## Task directions
Extract and list every line that contains the word "JSON".
--*--
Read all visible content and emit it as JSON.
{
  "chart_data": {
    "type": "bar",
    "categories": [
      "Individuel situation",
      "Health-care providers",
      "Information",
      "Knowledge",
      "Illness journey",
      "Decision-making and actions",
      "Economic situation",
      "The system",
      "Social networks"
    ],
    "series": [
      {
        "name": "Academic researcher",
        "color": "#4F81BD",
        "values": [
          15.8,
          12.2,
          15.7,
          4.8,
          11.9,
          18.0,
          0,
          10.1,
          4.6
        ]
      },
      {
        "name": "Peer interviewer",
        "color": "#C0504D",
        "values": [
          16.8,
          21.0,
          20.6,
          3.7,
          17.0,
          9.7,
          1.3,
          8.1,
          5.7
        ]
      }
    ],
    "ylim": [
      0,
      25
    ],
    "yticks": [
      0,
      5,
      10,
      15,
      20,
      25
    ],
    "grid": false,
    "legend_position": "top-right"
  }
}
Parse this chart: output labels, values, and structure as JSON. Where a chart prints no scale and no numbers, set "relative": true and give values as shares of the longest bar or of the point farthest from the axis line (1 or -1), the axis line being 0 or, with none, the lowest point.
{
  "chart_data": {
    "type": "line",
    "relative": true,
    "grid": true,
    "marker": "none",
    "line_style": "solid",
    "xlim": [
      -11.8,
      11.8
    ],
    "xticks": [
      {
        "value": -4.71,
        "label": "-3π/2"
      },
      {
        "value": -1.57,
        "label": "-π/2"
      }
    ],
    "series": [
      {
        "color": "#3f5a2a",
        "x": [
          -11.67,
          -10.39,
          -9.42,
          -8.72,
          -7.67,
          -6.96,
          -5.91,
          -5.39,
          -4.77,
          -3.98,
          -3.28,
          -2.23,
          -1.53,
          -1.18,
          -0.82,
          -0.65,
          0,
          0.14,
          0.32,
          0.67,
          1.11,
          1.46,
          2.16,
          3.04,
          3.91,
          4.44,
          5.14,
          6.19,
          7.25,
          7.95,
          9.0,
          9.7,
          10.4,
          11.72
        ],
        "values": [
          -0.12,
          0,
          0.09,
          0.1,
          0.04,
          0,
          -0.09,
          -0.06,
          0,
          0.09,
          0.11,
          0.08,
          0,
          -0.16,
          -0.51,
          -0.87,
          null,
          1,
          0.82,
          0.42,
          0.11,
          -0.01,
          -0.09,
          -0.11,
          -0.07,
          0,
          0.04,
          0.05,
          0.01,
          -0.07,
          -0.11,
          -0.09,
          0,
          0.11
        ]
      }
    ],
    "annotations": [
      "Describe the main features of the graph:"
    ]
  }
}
--*--
## Reply to the task
Read all visible content and emit it as JSON.
Parse this chart: output labels, values, and structure as JSON. Where a chart prints no scale and no numbers, set "relative": true and give values as shares of the longest bar or of the point farthest from the axis line (1 or -1), the axis line being 0 or, with none, the lowest point.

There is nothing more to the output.